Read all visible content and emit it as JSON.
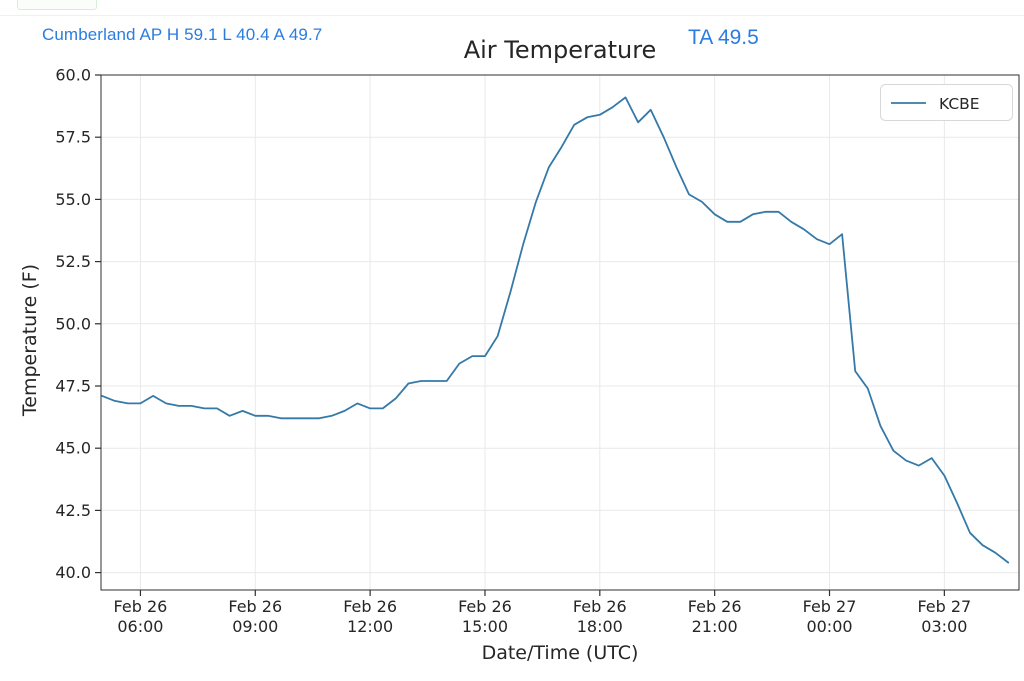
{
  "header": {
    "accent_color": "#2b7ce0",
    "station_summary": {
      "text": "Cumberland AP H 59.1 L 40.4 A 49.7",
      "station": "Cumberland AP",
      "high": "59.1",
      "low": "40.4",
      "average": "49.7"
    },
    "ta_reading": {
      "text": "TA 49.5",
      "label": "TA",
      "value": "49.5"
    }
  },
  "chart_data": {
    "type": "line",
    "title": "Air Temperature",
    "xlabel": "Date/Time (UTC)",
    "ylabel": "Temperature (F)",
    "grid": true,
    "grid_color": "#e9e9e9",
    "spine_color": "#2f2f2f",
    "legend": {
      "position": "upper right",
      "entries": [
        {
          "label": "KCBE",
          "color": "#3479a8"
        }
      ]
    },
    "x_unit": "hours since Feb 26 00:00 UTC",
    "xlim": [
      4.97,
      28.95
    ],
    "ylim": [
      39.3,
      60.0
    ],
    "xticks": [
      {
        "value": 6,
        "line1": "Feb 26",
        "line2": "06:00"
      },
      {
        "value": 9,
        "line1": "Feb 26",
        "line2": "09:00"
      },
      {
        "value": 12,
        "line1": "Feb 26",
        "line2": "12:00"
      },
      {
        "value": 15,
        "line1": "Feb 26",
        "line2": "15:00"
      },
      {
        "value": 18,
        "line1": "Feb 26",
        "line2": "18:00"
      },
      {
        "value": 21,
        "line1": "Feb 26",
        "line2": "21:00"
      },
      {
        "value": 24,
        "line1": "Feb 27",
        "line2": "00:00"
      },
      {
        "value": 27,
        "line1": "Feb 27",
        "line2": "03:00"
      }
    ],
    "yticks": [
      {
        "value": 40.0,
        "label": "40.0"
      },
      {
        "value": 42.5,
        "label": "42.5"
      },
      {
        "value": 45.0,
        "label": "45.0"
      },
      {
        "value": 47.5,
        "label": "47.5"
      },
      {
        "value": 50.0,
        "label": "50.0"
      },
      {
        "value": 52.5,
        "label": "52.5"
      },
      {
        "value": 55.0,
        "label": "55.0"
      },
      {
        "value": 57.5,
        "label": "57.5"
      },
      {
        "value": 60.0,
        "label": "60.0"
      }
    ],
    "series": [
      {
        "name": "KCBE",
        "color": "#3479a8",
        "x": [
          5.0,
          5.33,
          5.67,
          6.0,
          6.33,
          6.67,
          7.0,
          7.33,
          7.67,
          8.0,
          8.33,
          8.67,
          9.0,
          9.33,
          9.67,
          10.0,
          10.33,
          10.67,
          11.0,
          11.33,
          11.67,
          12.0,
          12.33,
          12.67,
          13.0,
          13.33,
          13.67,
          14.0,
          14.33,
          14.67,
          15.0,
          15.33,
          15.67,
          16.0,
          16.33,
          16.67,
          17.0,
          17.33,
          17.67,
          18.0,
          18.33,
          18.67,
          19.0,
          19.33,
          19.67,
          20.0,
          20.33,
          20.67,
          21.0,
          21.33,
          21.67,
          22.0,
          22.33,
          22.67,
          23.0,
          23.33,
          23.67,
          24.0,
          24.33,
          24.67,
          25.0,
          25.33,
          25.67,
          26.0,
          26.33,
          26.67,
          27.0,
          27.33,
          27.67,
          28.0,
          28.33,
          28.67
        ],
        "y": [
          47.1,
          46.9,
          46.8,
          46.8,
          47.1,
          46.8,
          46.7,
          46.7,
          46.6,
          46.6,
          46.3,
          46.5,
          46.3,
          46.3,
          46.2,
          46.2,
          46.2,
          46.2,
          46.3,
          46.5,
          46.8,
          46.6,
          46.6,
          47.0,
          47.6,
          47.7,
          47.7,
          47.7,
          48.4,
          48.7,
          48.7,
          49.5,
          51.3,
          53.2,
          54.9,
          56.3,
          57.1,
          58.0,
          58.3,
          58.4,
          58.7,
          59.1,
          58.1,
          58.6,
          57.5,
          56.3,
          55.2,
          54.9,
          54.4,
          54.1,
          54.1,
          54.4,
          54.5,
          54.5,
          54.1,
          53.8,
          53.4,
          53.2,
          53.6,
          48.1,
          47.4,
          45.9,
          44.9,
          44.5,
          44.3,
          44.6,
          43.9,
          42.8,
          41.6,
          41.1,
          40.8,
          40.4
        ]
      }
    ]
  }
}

__DIRECTION__:
Find the word "Temperature" in the records and pull out each line that has it.

__RESPONSE FOR THIS EXERCISE__:
    "title": "Air Temperature",
    "ylabel": "Temperature (F)",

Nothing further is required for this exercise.